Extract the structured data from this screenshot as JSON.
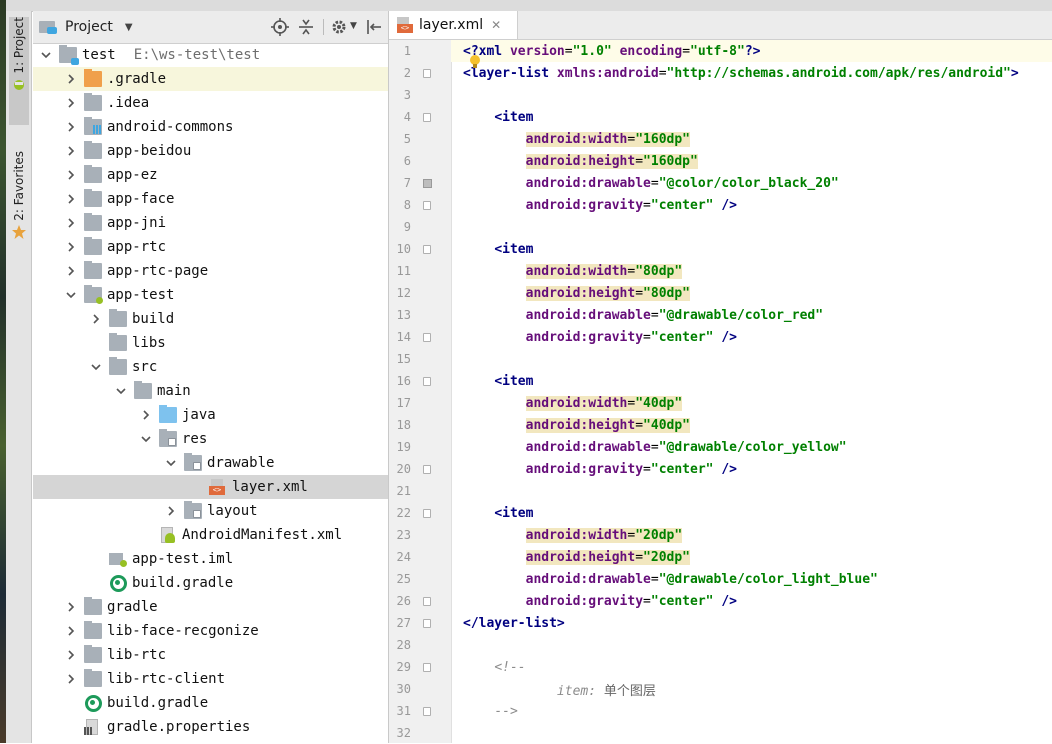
{
  "sidebar": {
    "tabs": [
      {
        "label": "1: Project"
      },
      {
        "label": "2: Favorites"
      }
    ]
  },
  "project_panel": {
    "title": "Project",
    "tree": [
      {
        "label": "test",
        "extra": "E:\\ws-test\\test",
        "depth": 0,
        "chevron": "down",
        "icon": "module"
      },
      {
        "label": ".gradle",
        "depth": 1,
        "chevron": "right",
        "icon": "folder-orange"
      },
      {
        "label": ".idea",
        "depth": 1,
        "chevron": "right",
        "icon": "folder"
      },
      {
        "label": "android-commons",
        "depth": 1,
        "chevron": "right",
        "icon": "module-lib"
      },
      {
        "label": "app-beidou",
        "depth": 1,
        "chevron": "right",
        "icon": "folder"
      },
      {
        "label": "app-ez",
        "depth": 1,
        "chevron": "right",
        "icon": "folder"
      },
      {
        "label": "app-face",
        "depth": 1,
        "chevron": "right",
        "icon": "folder"
      },
      {
        "label": "app-jni",
        "depth": 1,
        "chevron": "right",
        "icon": "folder"
      },
      {
        "label": "app-rtc",
        "depth": 1,
        "chevron": "right",
        "icon": "folder"
      },
      {
        "label": "app-rtc-page",
        "depth": 1,
        "chevron": "right",
        "icon": "folder"
      },
      {
        "label": "app-test",
        "depth": 1,
        "chevron": "down",
        "icon": "module-app"
      },
      {
        "label": "build",
        "depth": 2,
        "chevron": "right",
        "icon": "folder"
      },
      {
        "label": "libs",
        "depth": 2,
        "chevron": "none",
        "icon": "folder"
      },
      {
        "label": "src",
        "depth": 2,
        "chevron": "down",
        "icon": "folder"
      },
      {
        "label": "main",
        "depth": 3,
        "chevron": "down",
        "icon": "folder"
      },
      {
        "label": "java",
        "depth": 4,
        "chevron": "right",
        "icon": "folder-blue"
      },
      {
        "label": "res",
        "depth": 4,
        "chevron": "down",
        "icon": "folder-res"
      },
      {
        "label": "drawable",
        "depth": 5,
        "chevron": "down",
        "icon": "folder-res"
      },
      {
        "label": "layer.xml",
        "depth": 6,
        "chevron": "none",
        "icon": "xml-file"
      },
      {
        "label": "layout",
        "depth": 5,
        "chevron": "right",
        "icon": "folder-res"
      },
      {
        "label": "AndroidManifest.xml",
        "depth": 4,
        "chevron": "none",
        "icon": "manifest-file"
      },
      {
        "label": "app-test.iml",
        "depth": 2,
        "chevron": "none",
        "icon": "iml-file"
      },
      {
        "label": "build.gradle",
        "depth": 2,
        "chevron": "none",
        "icon": "gradle-file"
      },
      {
        "label": "gradle",
        "depth": 1,
        "chevron": "right",
        "icon": "folder"
      },
      {
        "label": "lib-face-recgonize",
        "depth": 1,
        "chevron": "right",
        "icon": "folder"
      },
      {
        "label": "lib-rtc",
        "depth": 1,
        "chevron": "right",
        "icon": "folder"
      },
      {
        "label": "lib-rtc-client",
        "depth": 1,
        "chevron": "right",
        "icon": "folder"
      },
      {
        "label": "build.gradle",
        "depth": 1,
        "chevron": "none",
        "icon": "gradle-file"
      },
      {
        "label": "gradle.properties",
        "depth": 1,
        "chevron": "none",
        "icon": "properties-file"
      }
    ]
  },
  "editor": {
    "tab": {
      "label": "layer.xml"
    },
    "lines": [
      {
        "n": "1",
        "kind": "decl",
        "text": ""
      },
      {
        "n": "2",
        "kind": "root",
        "text": ""
      },
      {
        "n": "3",
        "kind": "blank"
      },
      {
        "n": "4",
        "kind": "open",
        "tag": "item"
      },
      {
        "n": "5",
        "kind": "attr",
        "name": "width",
        "value": "160dp",
        "hl": true
      },
      {
        "n": "6",
        "kind": "attr",
        "name": "height",
        "value": "160dp",
        "hl": true
      },
      {
        "n": "7",
        "kind": "attr",
        "name": "drawable",
        "value": "@color/color_black_20",
        "hl": false
      },
      {
        "n": "8",
        "kind": "attrclose",
        "name": "gravity",
        "value": "center",
        "hl": false
      },
      {
        "n": "9",
        "kind": "blank"
      },
      {
        "n": "10",
        "kind": "open",
        "tag": "item"
      },
      {
        "n": "11",
        "kind": "attr",
        "name": "width",
        "value": "80dp",
        "hl": true
      },
      {
        "n": "12",
        "kind": "attr",
        "name": "height",
        "value": "80dp",
        "hl": true
      },
      {
        "n": "13",
        "kind": "attr",
        "name": "drawable",
        "value": "@drawable/color_red",
        "hl": false
      },
      {
        "n": "14",
        "kind": "attrclose",
        "name": "gravity",
        "value": "center",
        "hl": false
      },
      {
        "n": "15",
        "kind": "blank"
      },
      {
        "n": "16",
        "kind": "open",
        "tag": "item"
      },
      {
        "n": "17",
        "kind": "attr",
        "name": "width",
        "value": "40dp",
        "hl": true
      },
      {
        "n": "18",
        "kind": "attr",
        "name": "height",
        "value": "40dp",
        "hl": true
      },
      {
        "n": "19",
        "kind": "attr",
        "name": "drawable",
        "value": "@drawable/color_yellow",
        "hl": false
      },
      {
        "n": "20",
        "kind": "attrclose",
        "name": "gravity",
        "value": "center",
        "hl": false
      },
      {
        "n": "21",
        "kind": "blank"
      },
      {
        "n": "22",
        "kind": "open",
        "tag": "item"
      },
      {
        "n": "23",
        "kind": "attr",
        "name": "width",
        "value": "20dp",
        "hl": true
      },
      {
        "n": "24",
        "kind": "attr",
        "name": "height",
        "value": "20dp",
        "hl": true
      },
      {
        "n": "25",
        "kind": "attr",
        "name": "drawable",
        "value": "@drawable/color_light_blue",
        "hl": false
      },
      {
        "n": "26",
        "kind": "attrclose",
        "name": "gravity",
        "value": "center",
        "hl": false
      },
      {
        "n": "27",
        "kind": "closeroot"
      },
      {
        "n": "28",
        "kind": "blank"
      },
      {
        "n": "29",
        "kind": "commentopen",
        "text": "<!--"
      },
      {
        "n": "30",
        "kind": "commentbody",
        "key": "item",
        "text": "单个图层"
      },
      {
        "n": "31",
        "kind": "commentclose",
        "text": "-->"
      },
      {
        "n": "32",
        "kind": "blank"
      }
    ],
    "xml": {
      "version": "1.0",
      "encoding": "utf-8",
      "root_tag": "layer-list",
      "xmlns_android": "http://schemas.android.com/apk/res/android"
    }
  }
}
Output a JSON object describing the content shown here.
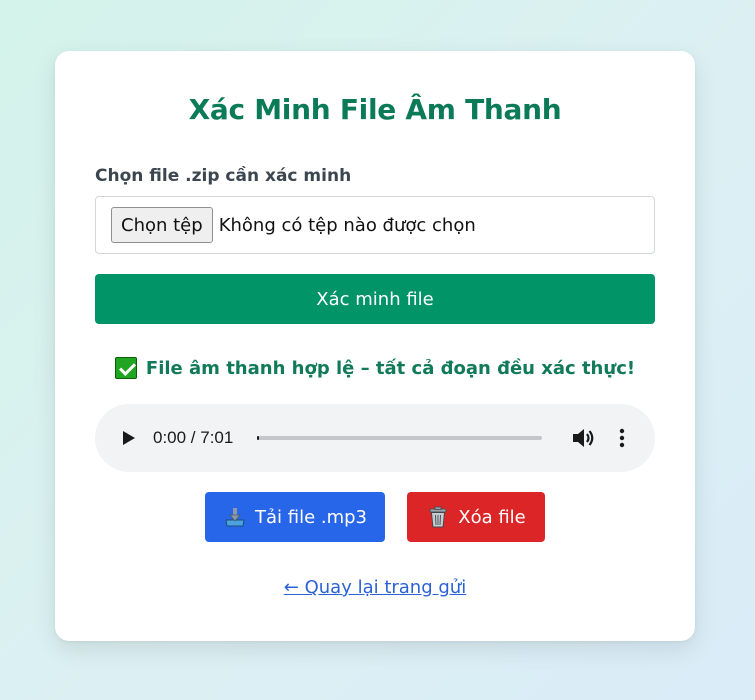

* * *

§ **Prompt**
Search the data for "properties" and list every line in which it occurs.

§ **Result for this exercise**
        "label": "gradle.properties",
        "icon": "properties-file"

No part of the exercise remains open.